SHORT TASK: Extract all lines containing "longer".

Data records:
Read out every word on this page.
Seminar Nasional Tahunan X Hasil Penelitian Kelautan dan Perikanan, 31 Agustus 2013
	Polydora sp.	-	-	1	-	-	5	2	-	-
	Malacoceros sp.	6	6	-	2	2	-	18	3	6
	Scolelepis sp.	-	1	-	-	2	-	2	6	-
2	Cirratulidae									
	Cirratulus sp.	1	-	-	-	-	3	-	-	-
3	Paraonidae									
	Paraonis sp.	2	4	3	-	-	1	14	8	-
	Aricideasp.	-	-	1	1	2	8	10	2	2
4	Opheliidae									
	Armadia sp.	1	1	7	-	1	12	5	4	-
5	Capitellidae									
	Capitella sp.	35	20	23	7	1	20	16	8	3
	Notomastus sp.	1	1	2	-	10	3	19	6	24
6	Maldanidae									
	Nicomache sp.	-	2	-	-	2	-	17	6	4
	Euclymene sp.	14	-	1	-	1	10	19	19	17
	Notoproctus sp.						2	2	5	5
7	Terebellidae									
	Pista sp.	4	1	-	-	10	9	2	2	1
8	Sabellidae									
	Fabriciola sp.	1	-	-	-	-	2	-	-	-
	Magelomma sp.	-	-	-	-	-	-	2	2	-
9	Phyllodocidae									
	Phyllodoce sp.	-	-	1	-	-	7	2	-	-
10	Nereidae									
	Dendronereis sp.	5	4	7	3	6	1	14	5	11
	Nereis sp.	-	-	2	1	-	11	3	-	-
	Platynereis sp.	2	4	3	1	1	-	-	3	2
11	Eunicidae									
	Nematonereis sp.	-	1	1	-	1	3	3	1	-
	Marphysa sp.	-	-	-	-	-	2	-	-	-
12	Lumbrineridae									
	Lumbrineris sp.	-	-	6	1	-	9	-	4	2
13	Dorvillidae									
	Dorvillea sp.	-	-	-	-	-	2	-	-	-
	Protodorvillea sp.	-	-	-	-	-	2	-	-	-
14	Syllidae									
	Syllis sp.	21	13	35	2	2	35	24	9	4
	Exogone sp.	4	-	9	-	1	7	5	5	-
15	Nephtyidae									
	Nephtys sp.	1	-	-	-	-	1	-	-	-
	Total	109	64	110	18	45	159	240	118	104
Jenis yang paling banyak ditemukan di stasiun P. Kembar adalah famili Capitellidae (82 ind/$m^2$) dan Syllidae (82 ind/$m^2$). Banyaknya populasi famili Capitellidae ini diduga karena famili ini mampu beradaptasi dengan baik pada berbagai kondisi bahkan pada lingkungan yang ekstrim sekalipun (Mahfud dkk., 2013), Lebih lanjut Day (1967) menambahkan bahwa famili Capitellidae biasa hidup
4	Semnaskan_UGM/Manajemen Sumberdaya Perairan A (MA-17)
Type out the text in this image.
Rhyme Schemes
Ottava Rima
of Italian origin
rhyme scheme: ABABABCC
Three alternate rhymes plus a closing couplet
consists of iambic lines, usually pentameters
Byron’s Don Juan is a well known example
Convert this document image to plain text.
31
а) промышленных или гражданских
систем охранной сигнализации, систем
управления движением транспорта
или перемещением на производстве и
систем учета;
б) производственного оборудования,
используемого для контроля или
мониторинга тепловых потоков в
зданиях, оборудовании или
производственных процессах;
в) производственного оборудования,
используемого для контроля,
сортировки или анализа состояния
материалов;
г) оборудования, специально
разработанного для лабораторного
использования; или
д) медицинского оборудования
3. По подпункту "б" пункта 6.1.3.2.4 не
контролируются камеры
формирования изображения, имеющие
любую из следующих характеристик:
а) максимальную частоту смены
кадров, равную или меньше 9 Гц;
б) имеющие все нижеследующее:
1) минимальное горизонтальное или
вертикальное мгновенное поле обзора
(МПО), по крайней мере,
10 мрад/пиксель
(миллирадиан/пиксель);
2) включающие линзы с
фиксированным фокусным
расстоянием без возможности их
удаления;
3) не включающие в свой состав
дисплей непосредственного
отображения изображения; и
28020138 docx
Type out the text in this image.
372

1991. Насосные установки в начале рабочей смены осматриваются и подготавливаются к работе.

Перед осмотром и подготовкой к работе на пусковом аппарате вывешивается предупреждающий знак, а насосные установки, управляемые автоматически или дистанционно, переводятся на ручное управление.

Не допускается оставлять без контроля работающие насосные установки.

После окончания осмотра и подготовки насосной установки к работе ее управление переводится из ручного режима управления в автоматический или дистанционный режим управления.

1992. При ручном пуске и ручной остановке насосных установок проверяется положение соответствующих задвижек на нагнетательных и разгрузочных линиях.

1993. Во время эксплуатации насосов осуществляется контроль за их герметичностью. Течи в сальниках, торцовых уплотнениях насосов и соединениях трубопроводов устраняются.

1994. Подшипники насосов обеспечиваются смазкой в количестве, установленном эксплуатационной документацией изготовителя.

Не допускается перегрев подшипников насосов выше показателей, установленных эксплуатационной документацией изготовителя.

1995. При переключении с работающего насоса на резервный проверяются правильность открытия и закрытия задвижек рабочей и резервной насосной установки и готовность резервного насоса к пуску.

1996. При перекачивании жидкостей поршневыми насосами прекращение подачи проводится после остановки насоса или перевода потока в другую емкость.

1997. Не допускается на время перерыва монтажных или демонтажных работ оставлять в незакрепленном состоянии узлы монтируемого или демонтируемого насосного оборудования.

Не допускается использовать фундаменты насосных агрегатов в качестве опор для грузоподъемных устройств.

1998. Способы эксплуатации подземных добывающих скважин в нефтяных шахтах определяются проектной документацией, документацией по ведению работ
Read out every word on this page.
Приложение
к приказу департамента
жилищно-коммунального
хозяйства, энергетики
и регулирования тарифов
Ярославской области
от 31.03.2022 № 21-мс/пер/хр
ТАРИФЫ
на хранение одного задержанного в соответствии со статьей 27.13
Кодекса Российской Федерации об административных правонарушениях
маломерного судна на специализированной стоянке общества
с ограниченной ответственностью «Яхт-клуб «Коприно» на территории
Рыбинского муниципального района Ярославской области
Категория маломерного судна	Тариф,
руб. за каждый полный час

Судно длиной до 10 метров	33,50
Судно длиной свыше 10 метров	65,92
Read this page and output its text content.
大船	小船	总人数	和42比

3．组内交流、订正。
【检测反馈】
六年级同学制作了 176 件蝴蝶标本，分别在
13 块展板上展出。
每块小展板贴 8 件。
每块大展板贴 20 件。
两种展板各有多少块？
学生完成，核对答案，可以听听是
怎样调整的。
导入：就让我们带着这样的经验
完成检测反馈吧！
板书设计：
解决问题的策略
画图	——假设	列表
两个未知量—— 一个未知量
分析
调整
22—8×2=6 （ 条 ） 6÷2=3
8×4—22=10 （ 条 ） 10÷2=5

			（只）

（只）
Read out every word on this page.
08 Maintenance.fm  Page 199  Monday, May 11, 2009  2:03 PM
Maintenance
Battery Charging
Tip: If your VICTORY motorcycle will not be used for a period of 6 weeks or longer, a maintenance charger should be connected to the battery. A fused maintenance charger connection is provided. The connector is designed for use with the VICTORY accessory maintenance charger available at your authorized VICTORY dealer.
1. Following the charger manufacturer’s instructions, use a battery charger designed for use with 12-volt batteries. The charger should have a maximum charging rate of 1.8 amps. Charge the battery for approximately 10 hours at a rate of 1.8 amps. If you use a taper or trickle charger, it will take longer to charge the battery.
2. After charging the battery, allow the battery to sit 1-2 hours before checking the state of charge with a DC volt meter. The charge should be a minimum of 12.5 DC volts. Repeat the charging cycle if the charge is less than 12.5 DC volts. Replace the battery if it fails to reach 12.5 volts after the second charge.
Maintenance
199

FINAL RESULT:
Tip: If your VICTORY motorcycle will not be used for a period of 6 weeks or longer, a maintenance charger should be connected to the battery. A fused maintenance charger connection is provided. The connector is designed for use with the VICTORY accessory maintenance charger available at your authorized VICTORY dealer.
1. Following the charger manufacturer’s instructions, use a battery charger designed for use with 12-volt batteries. The charger should have a maximum charging rate of 1.8 amps. Charge the battery for approximately 10 hours at a rate of 1.8 amps. If you use a taper or trickle charger, it will take longer to charge the battery.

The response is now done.